#### Required work:
Your task is to repeat the listing exactly.
»»
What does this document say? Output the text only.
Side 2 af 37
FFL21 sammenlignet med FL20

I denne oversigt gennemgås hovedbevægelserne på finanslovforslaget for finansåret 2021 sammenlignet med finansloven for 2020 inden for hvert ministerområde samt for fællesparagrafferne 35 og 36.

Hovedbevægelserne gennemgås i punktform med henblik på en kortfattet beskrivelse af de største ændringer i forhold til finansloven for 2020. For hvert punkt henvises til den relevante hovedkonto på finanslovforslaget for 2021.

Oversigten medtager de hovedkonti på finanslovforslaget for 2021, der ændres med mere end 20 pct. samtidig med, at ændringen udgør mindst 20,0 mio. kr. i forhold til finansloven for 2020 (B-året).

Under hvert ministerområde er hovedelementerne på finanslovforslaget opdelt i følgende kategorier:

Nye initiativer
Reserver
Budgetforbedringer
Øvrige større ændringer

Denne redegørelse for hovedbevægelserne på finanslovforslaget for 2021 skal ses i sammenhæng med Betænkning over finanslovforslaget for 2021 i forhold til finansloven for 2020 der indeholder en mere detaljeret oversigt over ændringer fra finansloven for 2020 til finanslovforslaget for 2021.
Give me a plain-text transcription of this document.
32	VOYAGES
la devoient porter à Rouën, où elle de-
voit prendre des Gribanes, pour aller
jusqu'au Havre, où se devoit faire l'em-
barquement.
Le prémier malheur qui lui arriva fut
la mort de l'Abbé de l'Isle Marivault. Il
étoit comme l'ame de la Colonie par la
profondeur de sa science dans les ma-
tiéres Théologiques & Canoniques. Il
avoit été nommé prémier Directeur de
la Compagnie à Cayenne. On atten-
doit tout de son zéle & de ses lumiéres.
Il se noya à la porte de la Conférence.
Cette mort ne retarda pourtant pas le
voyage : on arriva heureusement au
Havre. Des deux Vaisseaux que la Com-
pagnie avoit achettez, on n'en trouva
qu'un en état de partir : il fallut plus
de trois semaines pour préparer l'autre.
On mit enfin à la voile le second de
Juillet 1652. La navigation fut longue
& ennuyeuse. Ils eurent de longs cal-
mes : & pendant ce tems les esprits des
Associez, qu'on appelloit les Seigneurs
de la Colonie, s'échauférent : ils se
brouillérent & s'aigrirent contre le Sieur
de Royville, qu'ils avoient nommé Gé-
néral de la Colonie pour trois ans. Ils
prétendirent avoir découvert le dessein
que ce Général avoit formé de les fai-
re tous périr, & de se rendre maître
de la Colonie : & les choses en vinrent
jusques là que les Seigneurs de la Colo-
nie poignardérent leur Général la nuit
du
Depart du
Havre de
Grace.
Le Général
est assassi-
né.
««
#### Task solution:
What does this document say? Output the text only.
Side 2 af 37
FFL21 sammenlignet med FL20

I denne oversigt gennemgås hovedbevægelserne på finanslovforslaget for finansåret 2021 sammenlignet med finansloven for 2020 inden for hvert ministerområde samt for fællesparagrafferne 35 og 36.

Hovedbevægelserne gennemgås i punktform med henblik på en kortfattet beskrivelse af de største ændringer i forhold til finansloven for 2020. For hvert punkt henvises til den relevante hovedkonto på finanslovforslaget for 2021.

Oversigten medtager de hovedkonti på finanslovforslaget for 2021, der ændres med mere end 20 pct. samtidig med, at ændringen udgør mindst 20,0 mio. kr. i forhold til finansloven for 2020 (B-året).

Under hvert ministerområde er hovedelementerne på finanslovforslaget opdelt i følgende kategorier:

Nye initiativer
Reserver
Budgetforbedringer
Øvrige større ændringer

Denne redegørelse for hovedbevægelserne på finanslovforslaget for 2021 skal ses i sammenhæng med Betænkning over finanslovforslaget for 2021 i forhold til finansloven for 2020 der indeholder en mere detaljeret oversigt over ændringer fra finansloven for 2020 til finanslovforslaget for 2021.
Give me a plain-text transcription of this document.
32	VOYAGES
la devoient porter à Rouën, où elle de-
voit prendre des Gribanes, pour aller
jusqu'au Havre, où se devoit faire l'em-
barquement.
Le prémier malheur qui lui arriva fut
la mort de l'Abbé de l'Isle Marivault. Il
étoit comme l'ame de la Colonie par la
profondeur de sa science dans les ma-
tiéres Théologiques & Canoniques. Il
avoit été nommé prémier Directeur de
la Compagnie à Cayenne. On atten-
doit tout de son zéle & de ses lumiéres.
Il se noya à la porte de la Conférence.
Cette mort ne retarda pourtant pas le
voyage : on arriva heureusement au
Havre. Des deux Vaisseaux que la Com-
pagnie avoit achettez, on n'en trouva
qu'un en état de partir : il fallut plus
de trois semaines pour préparer l'autre.
On mit enfin à la voile le second de
Juillet 1652. La navigation fut longue
& ennuyeuse. Ils eurent de longs cal-
mes : & pendant ce tems les esprits des
Associez, qu'on appelloit les Seigneurs
de la Colonie, s'échauférent : ils se
brouillérent & s'aigrirent contre le Sieur
de Royville, qu'ils avoient nommé Gé-
néral de la Colonie pour trois ans. Ils
prétendirent avoir découvert le dessein
que ce Général avoit formé de les fai-
re tous périr, & de se rendre maître
de la Colonie : & les choses en vinrent
jusques là que les Seigneurs de la Colo-
nie poignardérent leur Général la nuit
du
Depart du
Havre de
Grace.
Le Général
est assassi-
né.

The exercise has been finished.